Description of the task:
Reproduce all lines of the listing below in which the word "color" occurs.

Dataset:

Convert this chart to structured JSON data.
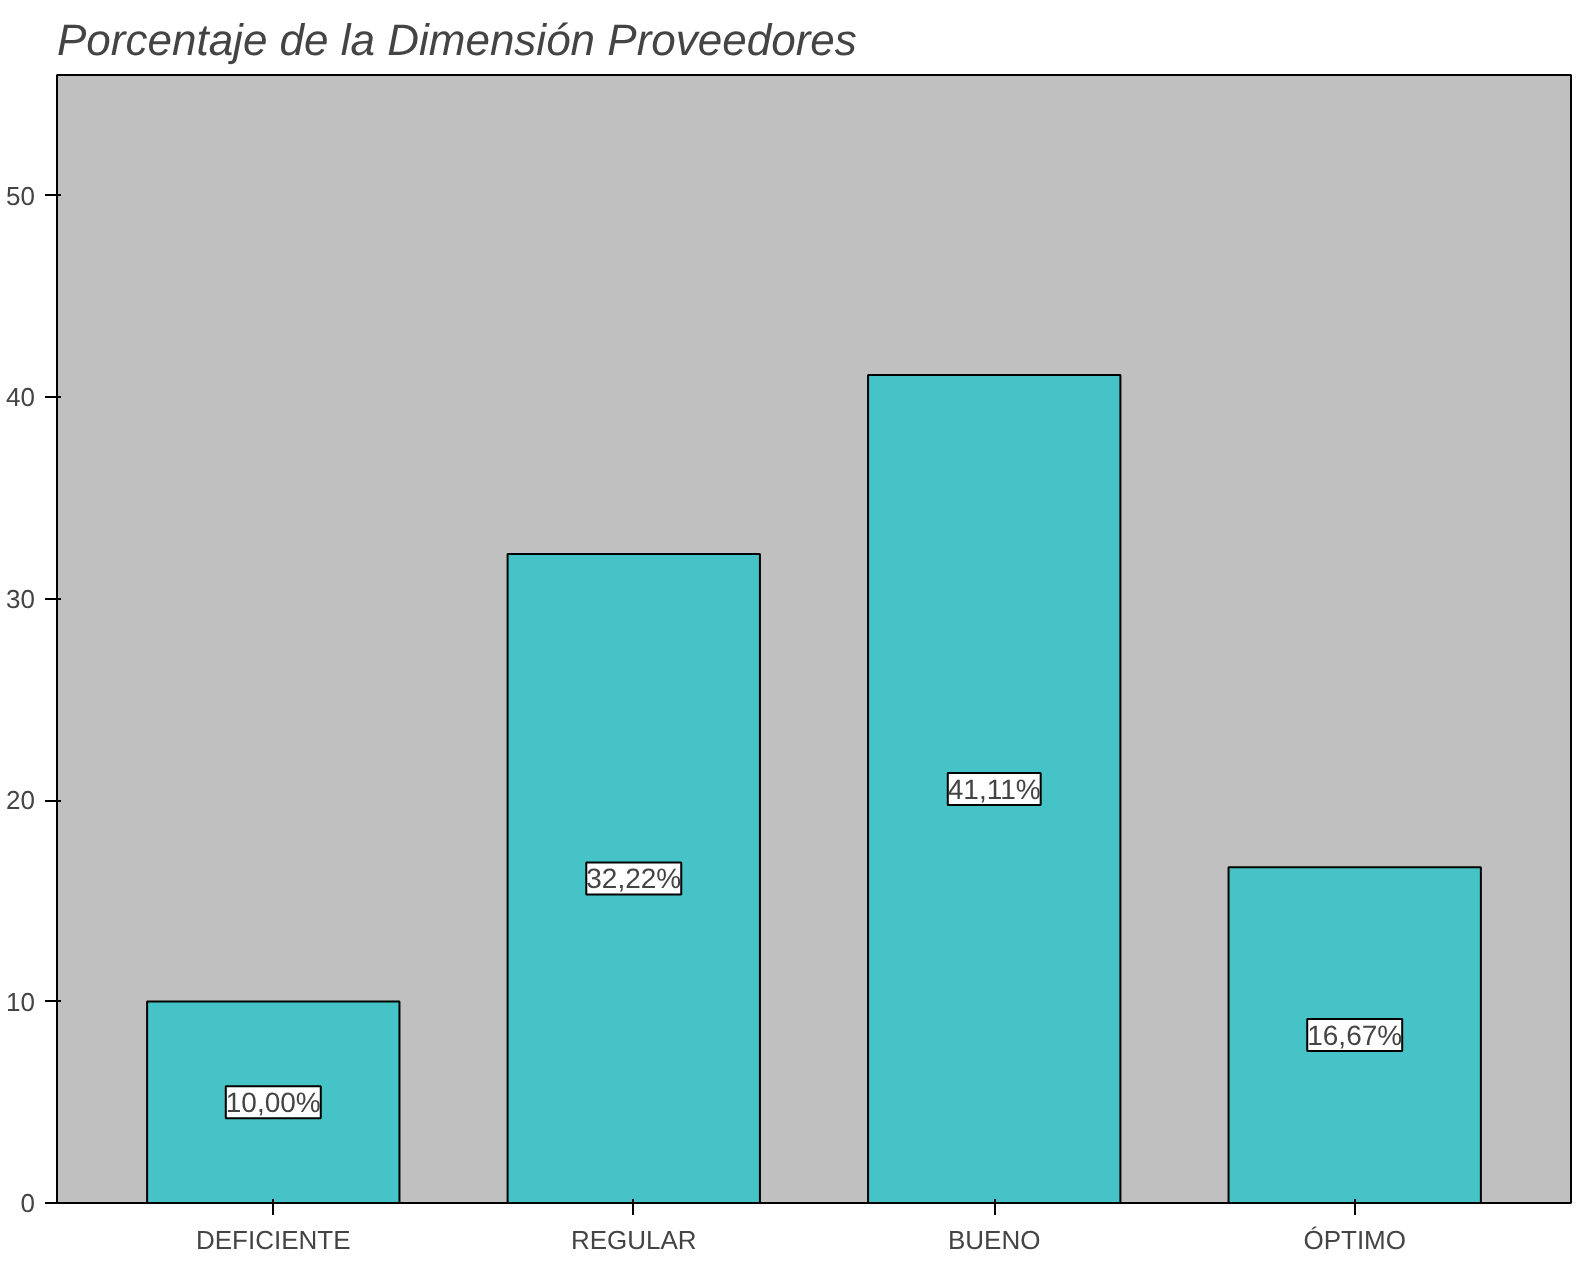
{
  "chart_data": {
    "type": "bar",
    "title": "Porcentaje de la Dimensión Proveedores",
    "categories": [
      "DEFICIENTE",
      "REGULAR",
      "BUENO",
      "ÓPTIMO"
    ],
    "values": [
      10.0,
      32.22,
      41.11,
      16.67
    ],
    "value_labels": [
      "10,00%",
      "32,22%",
      "41,11%",
      "16,67%"
    ],
    "color": "#46c3c6",
    "ylim": [
      0,
      56
    ],
    "yticks": [
      0,
      10,
      20,
      30,
      40,
      50
    ],
    "grid": false
  }
}
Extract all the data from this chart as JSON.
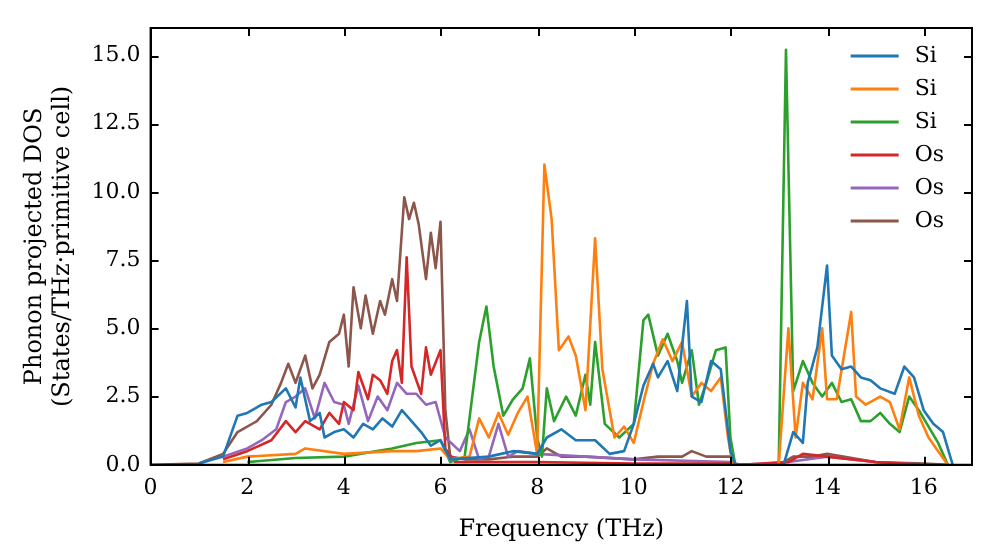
{
  "chart_data": {
    "type": "line",
    "xlabel": "Frequency (THz)",
    "ylabel": "Phonon projected DOS\n(States/THz·primitive cell)",
    "xlim": [
      0,
      17
    ],
    "ylim": [
      0,
      16
    ],
    "xticks": [
      0,
      2,
      4,
      6,
      8,
      10,
      12,
      14,
      16
    ],
    "yticks": [
      {
        "value": 0,
        "label": "0.0"
      },
      2.5,
      {
        "value": 5,
        "label": "5.0"
      },
      7.5,
      {
        "value": 10,
        "label": "10.0"
      },
      12.5,
      {
        "value": 15,
        "label": "15.0"
      }
    ],
    "grid": false,
    "legend": "top right",
    "marker": "none",
    "line_style": "solid",
    "series": [
      {
        "name": "Si",
        "color": "#1f77b4",
        "x": [
          1,
          1.5,
          1.8,
          2,
          2.3,
          2.5,
          2.8,
          3,
          3.1,
          3.3,
          3.5,
          3.6,
          3.8,
          4,
          4.2,
          4.4,
          4.6,
          4.8,
          5,
          5.2,
          5.4,
          5.6,
          5.8,
          6,
          6.2,
          7,
          7.5,
          8,
          8.2,
          8.5,
          8.8,
          9.2,
          9.5,
          9.8,
          10,
          10.2,
          10.4,
          10.5,
          10.7,
          10.9,
          11.1,
          11.2,
          11.4,
          11.6,
          11.8,
          12,
          12.1,
          13.1,
          13.3,
          13.5,
          13.6,
          13.8,
          14,
          14.1,
          14.3,
          14.5,
          14.7,
          14.9,
          15.1,
          15.4,
          15.6,
          15.8,
          16,
          16.2,
          16.4,
          16.6
        ],
        "values": [
          0.05,
          0.3,
          1.8,
          1.9,
          2.2,
          2.3,
          2.8,
          2.1,
          3.2,
          1.6,
          1.9,
          1,
          1.2,
          1.3,
          1,
          1.5,
          1.3,
          1.7,
          1.4,
          2,
          1.6,
          1.2,
          0.7,
          0.9,
          0.2,
          0.3,
          0.5,
          0.4,
          1,
          1.3,
          0.9,
          0.9,
          0.4,
          0.5,
          1.5,
          2.9,
          3.7,
          3.2,
          3.8,
          2.7,
          6,
          2.5,
          2.3,
          3.8,
          3.5,
          0.5,
          0,
          0,
          1.2,
          0.8,
          3,
          4.3,
          7.3,
          4,
          3.5,
          3.6,
          3.2,
          3.1,
          2.8,
          2.6,
          3.6,
          3.2,
          2,
          1.5,
          1.2,
          0
        ]
      },
      {
        "name": "Si",
        "color": "#ff7f0e",
        "x": [
          1.5,
          2,
          3,
          3.2,
          4,
          5,
          5.5,
          6,
          6.2,
          6.6,
          6.8,
          7,
          7.2,
          7.4,
          7.6,
          7.8,
          8,
          8.15,
          8.3,
          8.45,
          8.65,
          8.8,
          9,
          9.2,
          9.35,
          9.6,
          9.8,
          10,
          10.2,
          10.4,
          10.6,
          10.8,
          11,
          11.2,
          11.4,
          11.6,
          11.8,
          11.95,
          12.05,
          13,
          13.2,
          13.35,
          13.5,
          13.7,
          13.9,
          14,
          14.2,
          14.5,
          14.6,
          14.8,
          15.1,
          15.3,
          15.5,
          15.7,
          15.9,
          16.1,
          16.3,
          16.5
        ],
        "values": [
          0.1,
          0.3,
          0.4,
          0.6,
          0.4,
          0.5,
          0.5,
          0.6,
          0.2,
          0.3,
          1.7,
          1,
          1.9,
          1.1,
          1.9,
          2.5,
          0.4,
          11,
          9,
          4.2,
          4.7,
          4,
          2,
          8.3,
          3.5,
          1,
          1.4,
          0.8,
          2.3,
          3.7,
          4.6,
          3.8,
          4.5,
          2.5,
          3,
          2.7,
          3.2,
          1,
          0,
          0,
          5,
          1,
          3,
          2.4,
          5,
          2.4,
          2.4,
          5.6,
          2.5,
          2.2,
          2.5,
          2.3,
          1.3,
          3.2,
          1.8,
          1,
          0.5,
          0
        ]
      },
      {
        "name": "Si",
        "color": "#2ca02c",
        "x": [
          2,
          3,
          4,
          5,
          5.5,
          6,
          6.2,
          6.5,
          6.8,
          6.95,
          7.1,
          7.3,
          7.5,
          7.7,
          7.85,
          8,
          8.1,
          8.2,
          8.35,
          8.6,
          8.8,
          9,
          9.1,
          9.2,
          9.4,
          9.7,
          10,
          10.2,
          10.3,
          10.5,
          10.7,
          10.9,
          11,
          11.2,
          11.35,
          11.5,
          11.7,
          11.9,
          12,
          12.1,
          13,
          13.15,
          13.3,
          13.5,
          13.7,
          13.9,
          14.1,
          14.3,
          14.5,
          14.7,
          14.9,
          15.1,
          15.3,
          15.5,
          15.7,
          15.9,
          16.1,
          16.3,
          16.5
        ],
        "values": [
          0.1,
          0.25,
          0.3,
          0.6,
          0.8,
          0.9,
          0.1,
          0.3,
          4.5,
          5.8,
          3.6,
          1.8,
          2.4,
          2.8,
          3.9,
          1,
          0.3,
          2.8,
          1.6,
          2.5,
          1.8,
          3.3,
          2.2,
          4.5,
          1.5,
          1,
          1.5,
          5.3,
          5.5,
          4,
          4.8,
          3.8,
          3,
          4.2,
          2.2,
          3,
          4.2,
          4.3,
          1,
          0,
          0,
          15.2,
          2.7,
          3.8,
          3,
          2.5,
          3,
          2.3,
          2.4,
          1.6,
          1.6,
          1.9,
          1.5,
          1.2,
          2.5,
          2,
          1.4,
          0.8,
          0
        ]
      },
      {
        "name": "Os",
        "color": "#d62728",
        "x": [
          1.5,
          2,
          2.5,
          2.8,
          3,
          3.2,
          3.5,
          3.7,
          3.9,
          4,
          4.2,
          4.3,
          4.5,
          4.6,
          4.75,
          4.9,
          5,
          5.1,
          5.2,
          5.3,
          5.4,
          5.6,
          5.7,
          5.8,
          6,
          6.1,
          6.3,
          7,
          8,
          10,
          12,
          12.2,
          13.2,
          13.5,
          14,
          15,
          16
        ],
        "values": [
          0.2,
          0.5,
          0.9,
          1.6,
          1.2,
          1.6,
          1.3,
          1.9,
          1.5,
          2.3,
          2,
          3.4,
          2.4,
          3.3,
          3.1,
          2.6,
          3.8,
          4.2,
          3,
          7.6,
          3.6,
          2.6,
          4.3,
          3.3,
          4.2,
          0.6,
          0.1,
          0.1,
          0.1,
          0.05,
          0.05,
          0,
          0.1,
          0.4,
          0.3,
          0.1,
          0
        ]
      },
      {
        "name": "Os",
        "color": "#9467bd",
        "x": [
          1.5,
          2,
          2.3,
          2.6,
          2.8,
          3,
          3.2,
          3.4,
          3.6,
          3.8,
          4,
          4.1,
          4.3,
          4.5,
          4.7,
          4.9,
          5.1,
          5.3,
          5.5,
          5.7,
          5.9,
          6.1,
          6.4,
          6.6,
          6.8,
          7,
          7.2,
          7.4,
          7.6,
          8,
          9,
          10,
          12,
          12.2,
          13.2,
          14,
          15,
          16
        ],
        "values": [
          0.3,
          0.6,
          0.9,
          1.3,
          2.3,
          2.5,
          2.8,
          1.7,
          3,
          2.3,
          2.2,
          1.5,
          2.9,
          1.6,
          2.5,
          2,
          3,
          2.6,
          2.6,
          2.2,
          2.3,
          1,
          0.5,
          1.3,
          0.2,
          0.3,
          1.5,
          0.3,
          0.5,
          0.4,
          0.3,
          0.2,
          0.1,
          0,
          0.1,
          0.3,
          0.1,
          0
        ]
      },
      {
        "name": "Os",
        "color": "#8c564b",
        "x": [
          0,
          1,
          1.5,
          1.8,
          2.2,
          2.5,
          2.7,
          2.85,
          3,
          3.2,
          3.35,
          3.5,
          3.7,
          3.9,
          4,
          4.1,
          4.2,
          4.35,
          4.45,
          4.6,
          4.75,
          4.85,
          5,
          5.1,
          5.25,
          5.35,
          5.45,
          5.55,
          5.7,
          5.8,
          5.9,
          6,
          6.1,
          6.2,
          6.5,
          7,
          7.5,
          8,
          8.2,
          8.5,
          9,
          10,
          10.5,
          11,
          11.2,
          11.5,
          12,
          12.1,
          13,
          13.3,
          13.7,
          14,
          15,
          16,
          16.5
        ],
        "values": [
          0,
          0.05,
          0.4,
          1.2,
          1.6,
          2.2,
          3,
          3.7,
          3,
          4,
          2.8,
          3.3,
          4.5,
          4.8,
          5.5,
          3.6,
          6.5,
          5,
          6.2,
          4.8,
          6,
          5.5,
          6.8,
          6,
          9.8,
          9,
          9.6,
          8.8,
          6.8,
          8.5,
          7.2,
          8.9,
          2,
          0.3,
          0.2,
          0.2,
          0.3,
          0.3,
          0.6,
          0.3,
          0.3,
          0.2,
          0.3,
          0.3,
          0.5,
          0.3,
          0.3,
          0,
          0,
          0.3,
          0.3,
          0.4,
          0.1,
          0.05,
          0
        ]
      }
    ]
  }
}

Full solution:
    "color": "#46c3c6",
        "color": "#1f77b4",
        "color": "#ff7f0e",
        "color": "#2ca02c",
        "color": "#d62728",
        "color": "#9467bd",
        "color": "#8c564b",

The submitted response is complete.